AIM:
Extract each line of the records below that contains the word "frankythefrog".

TASK INPUTS:
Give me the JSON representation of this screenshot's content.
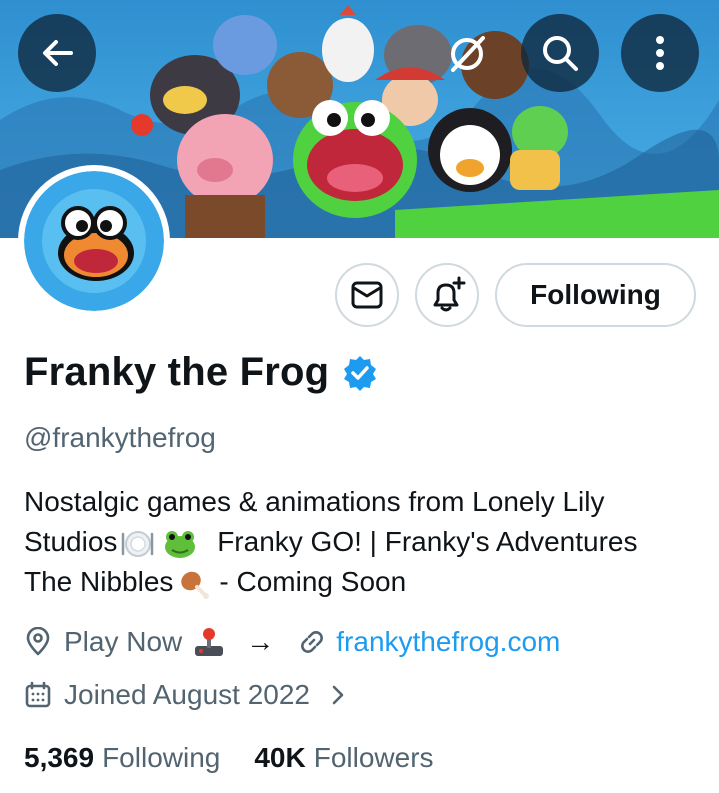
{
  "profile": {
    "display_name": "Franky the Frog",
    "handle": "@frankythefrog",
    "bio": {
      "line1": "Nostalgic games & animations from Lonely Lily",
      "line2_a": "Studios",
      "line2_b": "Franky GO! | Franky's Adventures",
      "line3_a": "The Nibbles",
      "line3_b": "- Coming Soon"
    },
    "location": "Play Now",
    "arrow": "→",
    "website": "frankythefrog.com",
    "joined": "Joined August 2022",
    "stats": {
      "following_count": "5,369",
      "following_label": "Following",
      "followers_count": "40K",
      "followers_label": "Followers"
    }
  },
  "actions": {
    "following_label": "Following"
  },
  "icons": {
    "back": "back-arrow-icon",
    "grok": "grok-icon",
    "search": "search-icon",
    "more": "more-vertical-icon",
    "message": "envelope-icon",
    "notify": "bell-plus-icon",
    "verified": "verified-badge-icon",
    "location": "location-pin-icon",
    "link": "link-icon",
    "calendar": "calendar-icon",
    "chevron": "chevron-right-icon"
  },
  "colors": {
    "accent": "#1d9bf0",
    "text": "#0f1419",
    "secondary": "#536471",
    "border": "#cfd9de"
  }
}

REPLY:
    "handle": "@frankythefrog",
    "website": "frankythefrog.com",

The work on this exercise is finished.